§ Input data:
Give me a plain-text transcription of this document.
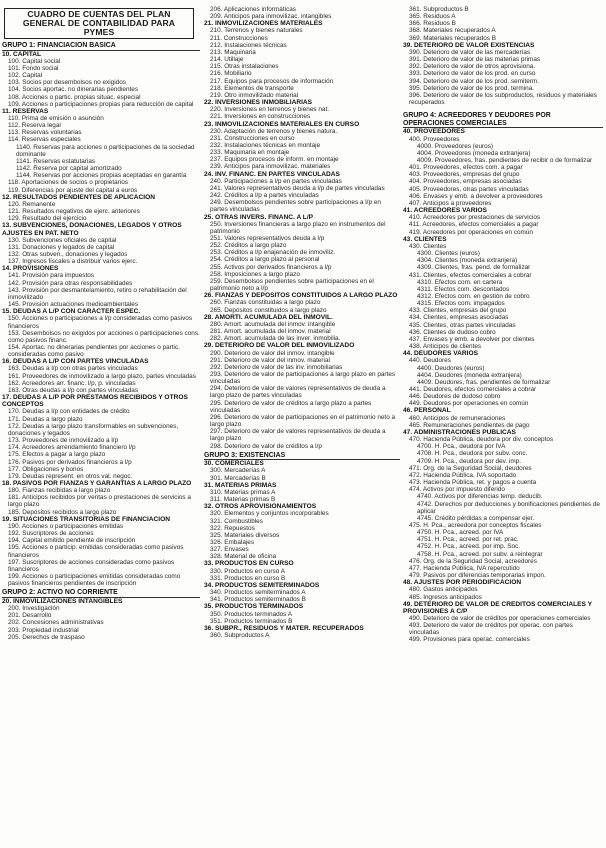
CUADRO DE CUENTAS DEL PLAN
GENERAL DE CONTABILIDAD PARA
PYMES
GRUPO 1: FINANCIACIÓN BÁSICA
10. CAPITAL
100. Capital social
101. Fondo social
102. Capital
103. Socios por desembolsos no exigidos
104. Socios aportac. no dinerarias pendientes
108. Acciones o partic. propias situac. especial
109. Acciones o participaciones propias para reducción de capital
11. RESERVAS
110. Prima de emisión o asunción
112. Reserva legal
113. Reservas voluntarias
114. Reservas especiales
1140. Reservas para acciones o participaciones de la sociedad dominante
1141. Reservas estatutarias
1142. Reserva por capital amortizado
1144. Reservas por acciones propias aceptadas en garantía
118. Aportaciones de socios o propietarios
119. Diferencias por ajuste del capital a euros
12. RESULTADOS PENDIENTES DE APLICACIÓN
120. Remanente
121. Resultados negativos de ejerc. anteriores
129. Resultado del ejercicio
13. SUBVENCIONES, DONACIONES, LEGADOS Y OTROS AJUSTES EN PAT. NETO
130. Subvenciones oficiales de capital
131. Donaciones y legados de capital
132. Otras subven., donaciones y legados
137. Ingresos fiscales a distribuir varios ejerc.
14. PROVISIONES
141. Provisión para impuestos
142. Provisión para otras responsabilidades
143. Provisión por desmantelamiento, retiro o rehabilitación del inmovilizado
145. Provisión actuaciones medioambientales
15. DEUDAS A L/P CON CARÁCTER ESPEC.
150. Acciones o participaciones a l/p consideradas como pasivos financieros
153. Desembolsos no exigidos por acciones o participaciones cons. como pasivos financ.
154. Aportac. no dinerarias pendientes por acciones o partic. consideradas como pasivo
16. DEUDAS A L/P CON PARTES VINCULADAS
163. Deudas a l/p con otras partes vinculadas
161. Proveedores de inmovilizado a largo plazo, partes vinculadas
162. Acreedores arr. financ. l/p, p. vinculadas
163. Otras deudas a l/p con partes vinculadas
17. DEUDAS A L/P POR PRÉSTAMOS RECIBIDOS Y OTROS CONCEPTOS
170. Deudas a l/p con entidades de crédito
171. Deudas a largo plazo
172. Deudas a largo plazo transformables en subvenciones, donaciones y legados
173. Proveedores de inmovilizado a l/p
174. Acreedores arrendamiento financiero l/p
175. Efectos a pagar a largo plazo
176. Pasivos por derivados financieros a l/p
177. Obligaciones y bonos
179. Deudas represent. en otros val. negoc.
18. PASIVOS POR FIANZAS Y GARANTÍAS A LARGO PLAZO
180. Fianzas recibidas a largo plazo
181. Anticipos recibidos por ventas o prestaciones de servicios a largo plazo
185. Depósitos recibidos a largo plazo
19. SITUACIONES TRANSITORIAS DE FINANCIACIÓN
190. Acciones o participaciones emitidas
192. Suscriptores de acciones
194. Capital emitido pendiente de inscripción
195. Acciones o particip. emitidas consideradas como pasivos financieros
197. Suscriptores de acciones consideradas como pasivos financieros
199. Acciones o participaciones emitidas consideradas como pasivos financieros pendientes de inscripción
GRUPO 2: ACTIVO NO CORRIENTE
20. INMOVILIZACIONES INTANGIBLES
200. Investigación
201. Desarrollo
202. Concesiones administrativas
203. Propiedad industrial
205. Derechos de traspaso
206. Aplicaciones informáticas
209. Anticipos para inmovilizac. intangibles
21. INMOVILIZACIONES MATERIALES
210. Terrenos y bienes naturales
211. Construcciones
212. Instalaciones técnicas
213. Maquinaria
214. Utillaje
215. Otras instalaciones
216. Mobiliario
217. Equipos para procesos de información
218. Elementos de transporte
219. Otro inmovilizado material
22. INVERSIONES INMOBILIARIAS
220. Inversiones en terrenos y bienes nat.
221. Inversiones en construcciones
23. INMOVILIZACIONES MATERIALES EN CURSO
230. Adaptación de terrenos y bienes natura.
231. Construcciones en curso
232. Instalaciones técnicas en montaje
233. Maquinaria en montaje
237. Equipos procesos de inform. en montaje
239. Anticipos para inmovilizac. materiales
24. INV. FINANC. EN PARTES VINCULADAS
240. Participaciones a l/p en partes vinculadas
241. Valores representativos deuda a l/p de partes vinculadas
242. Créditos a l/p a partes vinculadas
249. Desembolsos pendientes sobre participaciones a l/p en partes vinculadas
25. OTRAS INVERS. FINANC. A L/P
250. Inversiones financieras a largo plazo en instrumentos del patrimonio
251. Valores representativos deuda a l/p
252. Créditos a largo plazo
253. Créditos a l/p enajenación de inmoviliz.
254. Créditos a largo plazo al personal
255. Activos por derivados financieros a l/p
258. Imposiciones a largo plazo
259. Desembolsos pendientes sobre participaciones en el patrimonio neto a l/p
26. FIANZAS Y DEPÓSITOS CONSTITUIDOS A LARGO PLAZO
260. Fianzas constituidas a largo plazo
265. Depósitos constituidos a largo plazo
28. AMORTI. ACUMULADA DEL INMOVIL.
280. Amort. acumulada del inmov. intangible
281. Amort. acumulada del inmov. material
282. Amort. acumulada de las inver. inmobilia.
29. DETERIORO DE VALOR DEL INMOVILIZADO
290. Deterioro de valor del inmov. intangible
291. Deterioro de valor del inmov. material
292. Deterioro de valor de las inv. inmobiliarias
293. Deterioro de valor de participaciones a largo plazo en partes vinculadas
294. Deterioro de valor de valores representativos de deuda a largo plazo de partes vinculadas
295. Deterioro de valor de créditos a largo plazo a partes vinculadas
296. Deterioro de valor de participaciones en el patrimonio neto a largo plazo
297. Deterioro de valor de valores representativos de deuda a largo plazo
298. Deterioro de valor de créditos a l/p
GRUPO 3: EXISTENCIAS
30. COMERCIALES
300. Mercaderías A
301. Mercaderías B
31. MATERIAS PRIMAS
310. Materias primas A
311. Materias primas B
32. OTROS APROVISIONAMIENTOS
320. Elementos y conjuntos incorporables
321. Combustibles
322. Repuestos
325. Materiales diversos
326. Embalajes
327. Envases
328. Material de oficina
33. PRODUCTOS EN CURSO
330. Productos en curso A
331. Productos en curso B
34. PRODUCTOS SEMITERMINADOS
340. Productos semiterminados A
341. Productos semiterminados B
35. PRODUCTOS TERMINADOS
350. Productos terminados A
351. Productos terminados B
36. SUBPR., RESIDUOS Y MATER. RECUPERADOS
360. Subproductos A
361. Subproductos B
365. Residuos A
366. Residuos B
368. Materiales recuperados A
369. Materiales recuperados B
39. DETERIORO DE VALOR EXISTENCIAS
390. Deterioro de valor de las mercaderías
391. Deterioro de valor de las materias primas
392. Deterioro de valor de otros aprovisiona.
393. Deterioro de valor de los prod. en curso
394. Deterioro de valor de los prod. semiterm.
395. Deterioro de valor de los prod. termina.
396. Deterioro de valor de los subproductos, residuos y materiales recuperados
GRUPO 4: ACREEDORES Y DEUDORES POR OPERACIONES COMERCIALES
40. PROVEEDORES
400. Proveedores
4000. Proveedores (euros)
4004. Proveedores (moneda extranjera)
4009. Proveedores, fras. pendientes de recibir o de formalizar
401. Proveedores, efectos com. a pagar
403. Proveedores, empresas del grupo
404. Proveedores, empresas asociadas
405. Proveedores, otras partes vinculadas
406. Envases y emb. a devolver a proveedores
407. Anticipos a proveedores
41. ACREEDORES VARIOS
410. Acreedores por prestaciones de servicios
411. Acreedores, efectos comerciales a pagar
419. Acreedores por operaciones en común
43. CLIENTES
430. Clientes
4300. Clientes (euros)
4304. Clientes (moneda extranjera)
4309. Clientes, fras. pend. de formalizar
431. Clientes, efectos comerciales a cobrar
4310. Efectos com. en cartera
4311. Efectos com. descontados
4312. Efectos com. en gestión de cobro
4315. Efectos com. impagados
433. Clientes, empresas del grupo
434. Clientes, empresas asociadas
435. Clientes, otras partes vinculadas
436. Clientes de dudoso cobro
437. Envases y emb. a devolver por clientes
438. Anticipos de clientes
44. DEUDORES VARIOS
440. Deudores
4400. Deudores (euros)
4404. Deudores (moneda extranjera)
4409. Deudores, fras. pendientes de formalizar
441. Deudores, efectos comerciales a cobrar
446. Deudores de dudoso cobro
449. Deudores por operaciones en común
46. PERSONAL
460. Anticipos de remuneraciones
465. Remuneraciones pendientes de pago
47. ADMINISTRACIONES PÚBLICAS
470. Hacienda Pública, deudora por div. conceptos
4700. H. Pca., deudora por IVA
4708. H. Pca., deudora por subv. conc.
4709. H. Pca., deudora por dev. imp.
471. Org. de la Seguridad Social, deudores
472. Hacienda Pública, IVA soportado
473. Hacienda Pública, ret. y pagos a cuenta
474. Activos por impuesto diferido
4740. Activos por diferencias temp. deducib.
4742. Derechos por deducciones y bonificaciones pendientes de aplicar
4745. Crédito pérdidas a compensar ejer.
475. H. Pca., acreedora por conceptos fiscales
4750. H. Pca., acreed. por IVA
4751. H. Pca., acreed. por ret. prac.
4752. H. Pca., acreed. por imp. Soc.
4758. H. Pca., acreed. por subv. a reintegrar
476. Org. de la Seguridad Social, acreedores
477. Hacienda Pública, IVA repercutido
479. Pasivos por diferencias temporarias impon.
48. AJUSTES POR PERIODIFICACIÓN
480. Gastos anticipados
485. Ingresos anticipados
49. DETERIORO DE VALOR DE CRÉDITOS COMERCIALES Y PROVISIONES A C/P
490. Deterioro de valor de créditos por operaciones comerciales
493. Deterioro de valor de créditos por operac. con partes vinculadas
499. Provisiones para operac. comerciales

---

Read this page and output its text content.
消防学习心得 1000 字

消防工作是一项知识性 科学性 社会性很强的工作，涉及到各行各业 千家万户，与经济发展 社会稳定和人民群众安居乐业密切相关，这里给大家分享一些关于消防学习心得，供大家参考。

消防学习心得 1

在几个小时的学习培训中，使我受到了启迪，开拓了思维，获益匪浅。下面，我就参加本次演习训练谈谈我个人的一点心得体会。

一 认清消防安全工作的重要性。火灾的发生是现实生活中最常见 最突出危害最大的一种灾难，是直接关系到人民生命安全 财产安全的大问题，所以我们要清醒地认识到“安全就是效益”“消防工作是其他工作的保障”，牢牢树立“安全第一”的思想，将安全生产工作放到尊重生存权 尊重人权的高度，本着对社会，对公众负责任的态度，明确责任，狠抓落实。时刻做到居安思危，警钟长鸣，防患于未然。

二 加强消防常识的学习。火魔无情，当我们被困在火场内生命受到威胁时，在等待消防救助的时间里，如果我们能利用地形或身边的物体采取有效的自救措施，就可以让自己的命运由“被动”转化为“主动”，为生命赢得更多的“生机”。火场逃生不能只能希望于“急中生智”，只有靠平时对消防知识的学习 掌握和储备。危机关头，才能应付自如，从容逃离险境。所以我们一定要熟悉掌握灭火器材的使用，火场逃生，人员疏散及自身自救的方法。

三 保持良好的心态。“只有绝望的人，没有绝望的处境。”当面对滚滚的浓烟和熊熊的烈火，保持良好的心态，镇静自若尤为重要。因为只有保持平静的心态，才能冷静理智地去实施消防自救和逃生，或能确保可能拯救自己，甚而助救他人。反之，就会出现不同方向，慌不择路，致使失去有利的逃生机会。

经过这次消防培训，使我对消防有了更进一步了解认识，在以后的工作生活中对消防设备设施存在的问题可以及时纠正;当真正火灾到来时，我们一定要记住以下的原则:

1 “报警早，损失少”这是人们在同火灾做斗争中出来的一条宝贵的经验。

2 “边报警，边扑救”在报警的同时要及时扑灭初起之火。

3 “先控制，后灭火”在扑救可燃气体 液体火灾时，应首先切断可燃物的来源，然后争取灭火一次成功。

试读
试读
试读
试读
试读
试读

§ Task objective: Search the lines above for the string "EXISTENCIAS" and copy each line that has it.

§ The reply:
GRUPO 3: EXISTENCIAS
39. DETERIORO DE VALOR EXISTENCIAS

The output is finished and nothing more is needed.